A história de Zé Ramalho da Paraíba é tão estranha e intensa como sua música - e, como sempre a explica. Na sua música, os sons vêm expresso do sertão, secos e incisivos, mesmo quando interpretados por guitarras ou sintetizadores. E as letras causam espanto para quem não conhece a maravilha do repente, fonte onde Zé Ramalho bebe com frequência e humildade. São martelos, mourões, sextilhas, quadras - rigorosamente no estilo, rigorosamente alucinadas como é a melhor poesia do sertão, e urgentemente contemporâneas. Dizendo, por exemplo: "Se eu calei foi por tristeza/você cala por calar/calado vai ficando/só fala quando eu mandar/rebuscando a consciência /como meio de viajar/até a cabeça do cometa/girando na carrapeta/no jogo de improvisar ("Avôhai").

"Zé Ramalho faz a síntese do Nordeste"- Part 2

"No entanto, não foi cantoria e repente que Zé Ramalho se lembra de ter ouvido com atenção, pela primeira vez, mas Beatles e Roberto Carlos. Morava então em João Pessoa, meados dos anos 60, estudando no Colégio Marista. O sertão de Brejo do Cruz, onde nascera, a 3 de outubro de 1949, parecia uma lembrança opaca, uma fotografia.
-Meu pai, eu nem conheci. Morreu afogado num daqueles açudes do sertão quando eu tinha uns dois anos. Dizem que não fazia nada, era um seresteiro, um boêmio... A figura forte, para mim, ficou sendo meu avô, que foi até lá em Brejo do Cruz e tirou a família toda daquela situação de pobreza. Tirou mesmo, saiu puxando, retirante mesmo, em pau-de-arara. Levou a gente primeiro para Campina Grande, onde ele era fiscal, sabe fiscal de porteira como eles chamavam, ficava na fronteira controlando quem entrava e quem saía. Teve uma morte linda, meu avô. Parecia um rei. Morreu assim na cama na casa que ele construiu, com todos os filhos e netos e bisnetos em volta, eu fiquei assim comovido de tanta beleza, de ver uma pessoa indo adiante tão bonito, tão sereno, olhando em volta e vendo que tudo aquilo tinha saído dele, toda aquela gente. (É a figura já mítica do velho fiscal de porteira que abre o álbum de Zé Ramalho, evocado na canção "Avôhai": "Um velho cruza a soleira/de botas longas, de barbas longas, de ouro o brilho do seu colar/na laje fria onde quarava sua camisa e seu alforje de caçador/oh meu velho e invisível Avôhai").

#### SUAS TAREFAS:
A. Responda com base no texto sobre Zé Ramalho:
(i) Em que data e lugar Zé Ramalho nasceu?
(ii) Em que colégio ele estudava em João Pessoa nos meados dos anos 60?
(iii) Para qual cidade o avô levou a família primeiro?
B. Por favor, reescreva de forma mais breve o parágrafo do texto sobre Zé Ramalho que começa com "No entanto, não foi cantoria e repente", mantendo os fatos principais.
C. Liste todas as formas poéticas do repente mencionadas no texto sobre Zé Ramalho.

#### LINHAS EXIBIDAS:
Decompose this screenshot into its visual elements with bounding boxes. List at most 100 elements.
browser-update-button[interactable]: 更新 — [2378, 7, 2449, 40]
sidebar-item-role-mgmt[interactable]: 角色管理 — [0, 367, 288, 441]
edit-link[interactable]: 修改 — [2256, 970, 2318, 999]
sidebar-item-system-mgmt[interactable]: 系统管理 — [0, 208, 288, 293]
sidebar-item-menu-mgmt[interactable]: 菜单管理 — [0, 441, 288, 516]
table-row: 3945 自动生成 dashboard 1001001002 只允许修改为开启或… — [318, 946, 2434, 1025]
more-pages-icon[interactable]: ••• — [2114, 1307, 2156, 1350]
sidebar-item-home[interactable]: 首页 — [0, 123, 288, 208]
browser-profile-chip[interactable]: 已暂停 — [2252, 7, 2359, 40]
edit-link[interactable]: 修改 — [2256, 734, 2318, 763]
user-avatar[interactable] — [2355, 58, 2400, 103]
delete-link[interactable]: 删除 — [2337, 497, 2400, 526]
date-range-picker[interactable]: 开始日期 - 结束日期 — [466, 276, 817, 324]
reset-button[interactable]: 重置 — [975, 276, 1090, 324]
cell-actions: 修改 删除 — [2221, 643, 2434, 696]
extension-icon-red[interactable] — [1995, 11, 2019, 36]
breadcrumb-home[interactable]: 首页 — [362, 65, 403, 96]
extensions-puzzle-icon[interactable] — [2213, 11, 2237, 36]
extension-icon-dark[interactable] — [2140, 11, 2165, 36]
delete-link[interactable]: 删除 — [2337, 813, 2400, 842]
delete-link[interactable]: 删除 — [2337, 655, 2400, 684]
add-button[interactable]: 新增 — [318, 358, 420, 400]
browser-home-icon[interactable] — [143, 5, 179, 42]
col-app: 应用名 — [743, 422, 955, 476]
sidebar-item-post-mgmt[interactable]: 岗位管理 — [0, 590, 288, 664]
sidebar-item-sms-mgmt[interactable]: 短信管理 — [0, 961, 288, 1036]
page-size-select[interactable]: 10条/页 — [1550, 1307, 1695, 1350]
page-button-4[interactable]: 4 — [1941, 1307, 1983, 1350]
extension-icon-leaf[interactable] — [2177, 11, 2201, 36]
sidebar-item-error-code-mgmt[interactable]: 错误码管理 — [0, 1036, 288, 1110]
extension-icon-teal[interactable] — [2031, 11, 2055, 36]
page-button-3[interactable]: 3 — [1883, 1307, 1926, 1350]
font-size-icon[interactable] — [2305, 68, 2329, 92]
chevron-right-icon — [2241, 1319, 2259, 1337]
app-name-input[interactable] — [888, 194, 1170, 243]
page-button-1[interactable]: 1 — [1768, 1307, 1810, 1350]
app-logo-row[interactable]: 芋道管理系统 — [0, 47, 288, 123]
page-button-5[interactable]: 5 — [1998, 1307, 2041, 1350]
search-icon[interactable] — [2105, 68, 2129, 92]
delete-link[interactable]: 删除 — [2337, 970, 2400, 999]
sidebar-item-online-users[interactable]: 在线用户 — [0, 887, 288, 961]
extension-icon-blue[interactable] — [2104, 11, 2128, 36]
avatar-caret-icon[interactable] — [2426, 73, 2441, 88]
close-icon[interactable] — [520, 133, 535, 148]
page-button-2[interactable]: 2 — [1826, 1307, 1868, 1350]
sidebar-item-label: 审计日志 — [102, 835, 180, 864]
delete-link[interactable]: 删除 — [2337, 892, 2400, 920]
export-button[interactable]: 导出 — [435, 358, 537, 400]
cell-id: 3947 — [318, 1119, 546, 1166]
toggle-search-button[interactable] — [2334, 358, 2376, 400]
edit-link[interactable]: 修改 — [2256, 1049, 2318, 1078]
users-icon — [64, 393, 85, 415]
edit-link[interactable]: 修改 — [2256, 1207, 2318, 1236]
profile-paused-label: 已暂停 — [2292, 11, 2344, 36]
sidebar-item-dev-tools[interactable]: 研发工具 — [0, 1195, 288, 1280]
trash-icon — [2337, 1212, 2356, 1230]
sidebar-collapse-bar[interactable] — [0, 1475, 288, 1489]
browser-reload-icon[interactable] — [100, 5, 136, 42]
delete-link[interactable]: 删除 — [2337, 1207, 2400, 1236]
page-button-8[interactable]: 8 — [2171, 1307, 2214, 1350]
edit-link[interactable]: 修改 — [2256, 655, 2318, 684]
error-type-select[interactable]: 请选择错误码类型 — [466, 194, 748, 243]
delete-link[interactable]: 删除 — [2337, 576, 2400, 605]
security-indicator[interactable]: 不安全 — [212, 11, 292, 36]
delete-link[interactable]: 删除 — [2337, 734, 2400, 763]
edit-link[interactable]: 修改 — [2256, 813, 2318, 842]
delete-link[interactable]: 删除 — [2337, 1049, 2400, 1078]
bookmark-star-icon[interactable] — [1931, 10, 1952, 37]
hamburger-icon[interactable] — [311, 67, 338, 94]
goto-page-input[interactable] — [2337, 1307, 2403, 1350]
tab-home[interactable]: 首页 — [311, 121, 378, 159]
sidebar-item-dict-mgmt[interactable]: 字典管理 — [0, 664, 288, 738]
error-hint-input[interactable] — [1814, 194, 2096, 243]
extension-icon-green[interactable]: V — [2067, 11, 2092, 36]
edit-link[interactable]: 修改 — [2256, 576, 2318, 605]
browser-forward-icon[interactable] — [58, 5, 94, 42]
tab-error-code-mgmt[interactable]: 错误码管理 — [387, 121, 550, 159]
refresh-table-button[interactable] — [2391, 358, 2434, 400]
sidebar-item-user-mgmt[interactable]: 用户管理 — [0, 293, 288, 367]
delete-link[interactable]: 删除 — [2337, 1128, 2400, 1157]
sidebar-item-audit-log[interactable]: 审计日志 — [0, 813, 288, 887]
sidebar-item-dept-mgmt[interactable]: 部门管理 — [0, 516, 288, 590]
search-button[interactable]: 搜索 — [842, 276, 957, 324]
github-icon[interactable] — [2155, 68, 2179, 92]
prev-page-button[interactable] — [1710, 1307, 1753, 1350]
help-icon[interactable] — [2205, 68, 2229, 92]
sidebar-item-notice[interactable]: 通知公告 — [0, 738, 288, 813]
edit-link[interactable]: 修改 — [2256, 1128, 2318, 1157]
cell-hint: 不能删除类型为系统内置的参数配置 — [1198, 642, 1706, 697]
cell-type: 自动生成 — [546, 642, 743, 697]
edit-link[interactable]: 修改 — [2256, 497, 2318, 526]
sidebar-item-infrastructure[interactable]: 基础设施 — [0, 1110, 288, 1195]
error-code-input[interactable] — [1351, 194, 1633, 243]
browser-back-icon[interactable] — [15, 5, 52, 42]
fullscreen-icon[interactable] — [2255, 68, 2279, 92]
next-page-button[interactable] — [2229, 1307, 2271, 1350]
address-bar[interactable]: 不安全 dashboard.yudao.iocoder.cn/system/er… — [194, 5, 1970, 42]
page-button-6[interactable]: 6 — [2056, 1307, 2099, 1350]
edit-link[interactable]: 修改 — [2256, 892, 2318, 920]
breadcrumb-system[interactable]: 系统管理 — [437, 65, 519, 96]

---

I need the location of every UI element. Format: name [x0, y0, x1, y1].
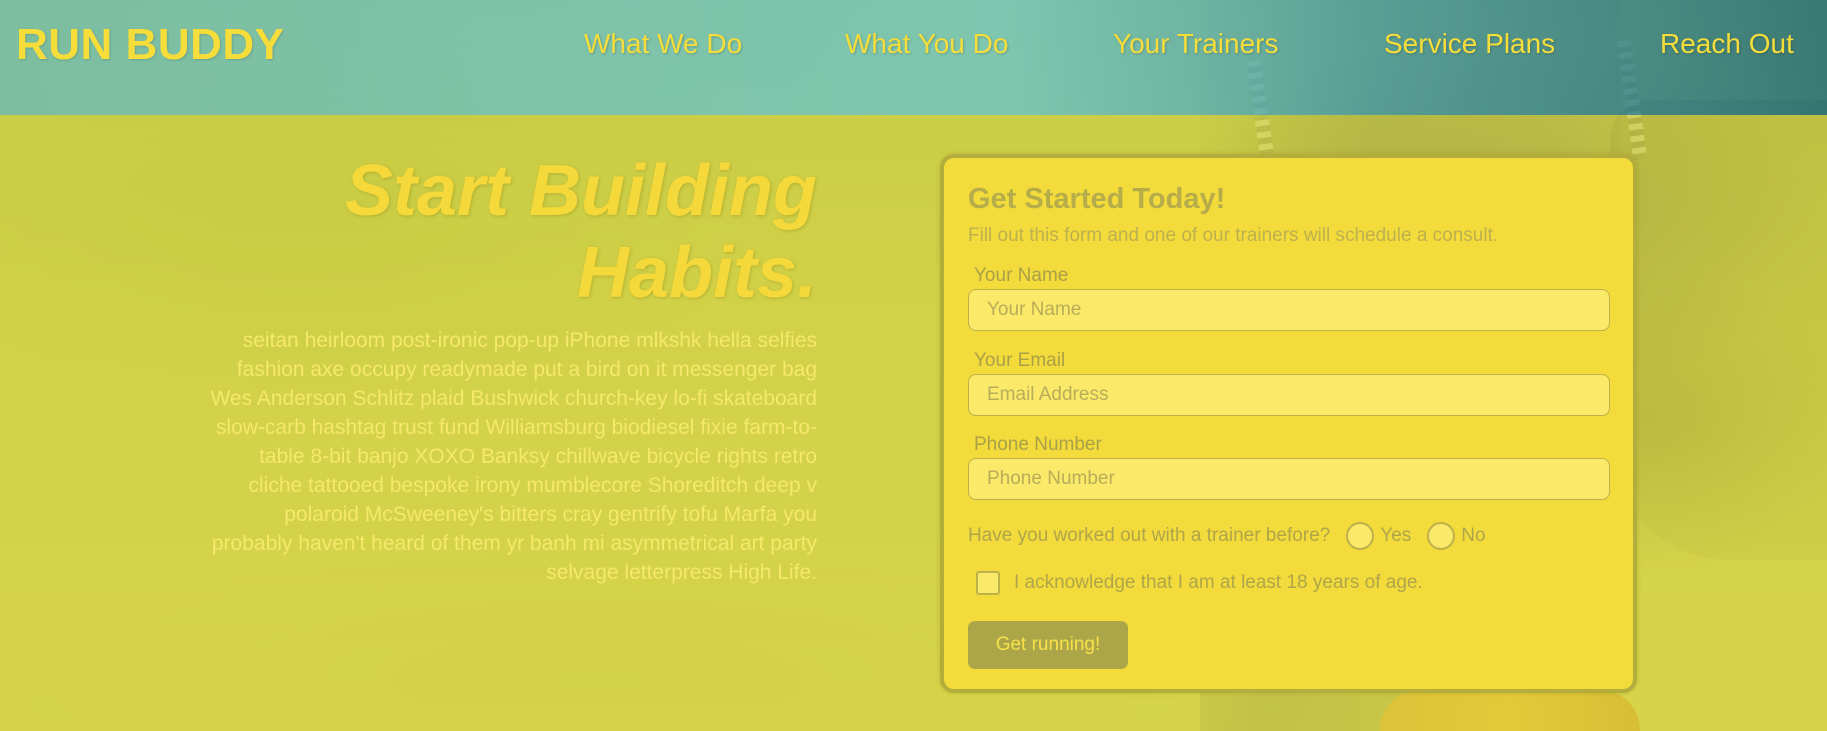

#### RESPOSTAS POR TAREFA:
A.
(i) Em 3 de outubro de 1949, no sertão de Brejo do Cruz.
(ii) No Colégio Marista.
(iii) Para Campina Grande.

B. As primeiras músicas que Zé Ramalho se lembra de ter ouvido com atenção foram as dos Beatles e de Roberto Carlos, e não cantoria e repente. Em meados dos anos 60, ele morava em João Pessoa e estudava no Colégio Marista. O sertão de Brejo do Cruz, onde nascera em 3 de outubro de 1949, parecia uma lembrança opaca.

C.
- Martelos
- Mourões
- Sextilhas
- Quadras